[Stored dataset items]

____________

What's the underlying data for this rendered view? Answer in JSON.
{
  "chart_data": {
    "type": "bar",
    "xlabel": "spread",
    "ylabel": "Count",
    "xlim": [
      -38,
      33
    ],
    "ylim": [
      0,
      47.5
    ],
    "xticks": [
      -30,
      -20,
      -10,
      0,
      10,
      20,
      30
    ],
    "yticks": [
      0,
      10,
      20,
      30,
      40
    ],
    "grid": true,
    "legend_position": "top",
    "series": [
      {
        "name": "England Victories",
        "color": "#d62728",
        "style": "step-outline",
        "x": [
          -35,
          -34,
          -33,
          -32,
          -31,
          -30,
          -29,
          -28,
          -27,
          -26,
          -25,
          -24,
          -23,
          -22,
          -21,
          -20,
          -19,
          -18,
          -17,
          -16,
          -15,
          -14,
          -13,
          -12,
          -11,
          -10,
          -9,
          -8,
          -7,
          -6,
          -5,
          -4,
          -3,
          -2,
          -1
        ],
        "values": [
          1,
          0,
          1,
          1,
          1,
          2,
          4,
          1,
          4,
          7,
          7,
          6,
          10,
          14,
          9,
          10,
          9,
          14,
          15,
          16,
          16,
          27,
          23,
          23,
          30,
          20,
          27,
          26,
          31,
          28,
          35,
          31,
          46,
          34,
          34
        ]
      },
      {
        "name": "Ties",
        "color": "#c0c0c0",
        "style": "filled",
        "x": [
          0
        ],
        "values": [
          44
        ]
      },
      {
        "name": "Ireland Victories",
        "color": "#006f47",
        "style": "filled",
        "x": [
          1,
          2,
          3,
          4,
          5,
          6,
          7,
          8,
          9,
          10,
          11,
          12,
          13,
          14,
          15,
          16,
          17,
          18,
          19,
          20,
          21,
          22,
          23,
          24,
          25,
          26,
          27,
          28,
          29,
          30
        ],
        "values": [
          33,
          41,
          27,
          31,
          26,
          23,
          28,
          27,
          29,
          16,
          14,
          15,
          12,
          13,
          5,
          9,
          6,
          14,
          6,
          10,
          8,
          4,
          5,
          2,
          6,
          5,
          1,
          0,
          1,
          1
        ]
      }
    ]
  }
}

____________

**PROBLEM DESCRIPTION**. Collect the lines of the records that include the string "name".

**THE COMPLETED TASK**.
        "name": "England Victories",
        "name": "Ties",
        "name": "Ireland Victories",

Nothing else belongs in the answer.